* [DO THIS] Copy every line in which the string "Expand" occurs.

* [SUPPLIED MATERIAL]
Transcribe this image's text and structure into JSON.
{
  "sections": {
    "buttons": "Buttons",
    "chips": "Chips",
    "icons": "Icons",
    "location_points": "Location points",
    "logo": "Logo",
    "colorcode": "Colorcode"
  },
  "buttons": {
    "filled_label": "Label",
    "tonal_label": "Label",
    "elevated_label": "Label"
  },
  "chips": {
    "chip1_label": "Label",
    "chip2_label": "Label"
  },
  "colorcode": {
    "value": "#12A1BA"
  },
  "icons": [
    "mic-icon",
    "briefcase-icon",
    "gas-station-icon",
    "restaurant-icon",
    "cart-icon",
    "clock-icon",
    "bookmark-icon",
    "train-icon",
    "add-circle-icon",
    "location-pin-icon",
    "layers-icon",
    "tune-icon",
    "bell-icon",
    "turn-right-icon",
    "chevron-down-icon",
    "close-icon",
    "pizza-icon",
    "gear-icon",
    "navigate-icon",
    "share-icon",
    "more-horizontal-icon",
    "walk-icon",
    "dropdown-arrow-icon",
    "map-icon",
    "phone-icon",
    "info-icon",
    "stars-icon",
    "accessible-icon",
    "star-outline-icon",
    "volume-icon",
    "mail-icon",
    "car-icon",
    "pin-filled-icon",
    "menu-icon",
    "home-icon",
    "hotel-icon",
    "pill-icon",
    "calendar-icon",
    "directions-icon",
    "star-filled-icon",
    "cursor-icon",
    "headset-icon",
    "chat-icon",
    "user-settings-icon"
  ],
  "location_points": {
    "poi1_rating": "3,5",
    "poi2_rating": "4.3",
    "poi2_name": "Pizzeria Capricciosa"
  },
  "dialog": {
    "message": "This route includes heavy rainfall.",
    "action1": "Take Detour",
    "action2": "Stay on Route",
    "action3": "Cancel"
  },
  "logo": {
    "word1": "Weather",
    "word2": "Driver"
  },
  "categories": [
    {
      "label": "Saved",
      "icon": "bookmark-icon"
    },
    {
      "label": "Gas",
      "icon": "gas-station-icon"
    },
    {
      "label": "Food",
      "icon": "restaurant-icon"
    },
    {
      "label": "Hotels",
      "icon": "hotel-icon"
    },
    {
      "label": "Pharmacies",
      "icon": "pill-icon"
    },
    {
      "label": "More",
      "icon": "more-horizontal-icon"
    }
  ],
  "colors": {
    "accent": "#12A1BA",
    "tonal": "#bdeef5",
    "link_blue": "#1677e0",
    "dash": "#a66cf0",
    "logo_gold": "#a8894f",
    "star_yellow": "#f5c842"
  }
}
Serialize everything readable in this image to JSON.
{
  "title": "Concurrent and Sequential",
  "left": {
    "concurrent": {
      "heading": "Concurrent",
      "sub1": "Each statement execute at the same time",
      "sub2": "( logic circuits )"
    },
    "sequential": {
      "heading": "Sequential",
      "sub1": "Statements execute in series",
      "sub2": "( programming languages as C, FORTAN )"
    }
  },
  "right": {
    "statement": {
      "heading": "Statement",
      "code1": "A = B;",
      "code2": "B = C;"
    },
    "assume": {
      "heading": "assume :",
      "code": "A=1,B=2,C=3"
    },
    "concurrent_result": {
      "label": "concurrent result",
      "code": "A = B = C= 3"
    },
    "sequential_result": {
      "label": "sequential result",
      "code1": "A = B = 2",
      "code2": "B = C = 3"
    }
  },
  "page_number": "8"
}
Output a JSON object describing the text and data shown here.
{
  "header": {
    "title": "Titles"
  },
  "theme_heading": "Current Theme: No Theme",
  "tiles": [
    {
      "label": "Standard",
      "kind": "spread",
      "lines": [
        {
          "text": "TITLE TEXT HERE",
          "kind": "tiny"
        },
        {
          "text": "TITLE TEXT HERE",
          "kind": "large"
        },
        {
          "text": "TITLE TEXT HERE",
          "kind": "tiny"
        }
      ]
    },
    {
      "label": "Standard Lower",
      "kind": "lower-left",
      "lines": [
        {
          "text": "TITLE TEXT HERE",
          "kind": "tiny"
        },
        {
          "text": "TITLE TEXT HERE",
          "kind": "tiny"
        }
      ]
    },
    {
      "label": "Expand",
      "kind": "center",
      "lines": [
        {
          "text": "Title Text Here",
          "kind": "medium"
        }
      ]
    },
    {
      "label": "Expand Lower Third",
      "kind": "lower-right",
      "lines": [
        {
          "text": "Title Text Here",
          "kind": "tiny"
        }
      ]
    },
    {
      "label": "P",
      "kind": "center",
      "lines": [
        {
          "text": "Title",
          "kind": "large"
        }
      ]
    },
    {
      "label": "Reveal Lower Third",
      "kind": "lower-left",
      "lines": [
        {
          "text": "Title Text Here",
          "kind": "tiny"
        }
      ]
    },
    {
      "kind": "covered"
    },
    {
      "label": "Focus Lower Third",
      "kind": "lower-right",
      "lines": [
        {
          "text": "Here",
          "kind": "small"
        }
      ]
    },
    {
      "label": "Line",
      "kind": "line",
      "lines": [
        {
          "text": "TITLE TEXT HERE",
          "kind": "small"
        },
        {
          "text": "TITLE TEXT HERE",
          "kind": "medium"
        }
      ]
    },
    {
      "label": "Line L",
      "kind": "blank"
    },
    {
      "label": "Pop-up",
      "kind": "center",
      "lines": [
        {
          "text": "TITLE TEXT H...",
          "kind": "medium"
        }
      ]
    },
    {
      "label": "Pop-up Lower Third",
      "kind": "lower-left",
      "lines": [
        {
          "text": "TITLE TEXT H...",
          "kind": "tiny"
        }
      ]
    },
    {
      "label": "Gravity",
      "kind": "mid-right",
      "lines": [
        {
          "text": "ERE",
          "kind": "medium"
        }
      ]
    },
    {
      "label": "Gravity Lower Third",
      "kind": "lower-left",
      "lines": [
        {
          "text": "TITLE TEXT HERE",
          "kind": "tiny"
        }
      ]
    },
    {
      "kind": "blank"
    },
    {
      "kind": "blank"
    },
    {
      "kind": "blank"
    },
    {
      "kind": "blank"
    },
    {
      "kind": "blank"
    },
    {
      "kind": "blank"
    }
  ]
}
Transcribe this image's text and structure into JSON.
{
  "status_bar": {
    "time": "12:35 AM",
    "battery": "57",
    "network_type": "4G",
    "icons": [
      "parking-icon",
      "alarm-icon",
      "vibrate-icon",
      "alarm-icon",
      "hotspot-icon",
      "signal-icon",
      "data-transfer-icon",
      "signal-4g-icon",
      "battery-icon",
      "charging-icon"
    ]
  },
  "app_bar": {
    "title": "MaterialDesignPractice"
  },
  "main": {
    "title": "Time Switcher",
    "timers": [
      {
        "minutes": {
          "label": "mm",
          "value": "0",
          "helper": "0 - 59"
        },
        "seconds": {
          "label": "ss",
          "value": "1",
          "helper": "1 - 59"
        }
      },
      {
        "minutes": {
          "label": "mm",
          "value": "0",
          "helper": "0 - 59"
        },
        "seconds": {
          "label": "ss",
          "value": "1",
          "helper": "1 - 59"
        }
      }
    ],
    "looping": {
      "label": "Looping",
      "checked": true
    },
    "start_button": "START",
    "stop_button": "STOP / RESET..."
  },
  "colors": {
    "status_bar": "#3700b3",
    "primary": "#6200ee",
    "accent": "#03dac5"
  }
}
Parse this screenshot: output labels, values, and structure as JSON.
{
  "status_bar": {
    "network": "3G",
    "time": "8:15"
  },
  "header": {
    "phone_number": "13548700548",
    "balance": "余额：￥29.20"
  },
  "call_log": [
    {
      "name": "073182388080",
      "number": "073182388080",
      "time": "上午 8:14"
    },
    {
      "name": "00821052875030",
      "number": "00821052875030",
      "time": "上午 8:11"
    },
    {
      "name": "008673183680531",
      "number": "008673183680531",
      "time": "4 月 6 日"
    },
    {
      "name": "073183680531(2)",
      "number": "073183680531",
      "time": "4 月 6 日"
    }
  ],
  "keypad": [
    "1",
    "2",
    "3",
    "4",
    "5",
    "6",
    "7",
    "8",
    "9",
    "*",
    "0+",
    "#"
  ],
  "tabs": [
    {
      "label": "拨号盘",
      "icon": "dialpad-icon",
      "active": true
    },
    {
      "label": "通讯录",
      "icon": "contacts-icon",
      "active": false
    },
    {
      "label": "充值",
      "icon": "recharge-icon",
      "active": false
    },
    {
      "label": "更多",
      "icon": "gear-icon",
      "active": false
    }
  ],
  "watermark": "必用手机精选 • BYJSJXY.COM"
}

* [FINISHED TASK]
      "label": "Expand",
      "label": "Expand Lower Third",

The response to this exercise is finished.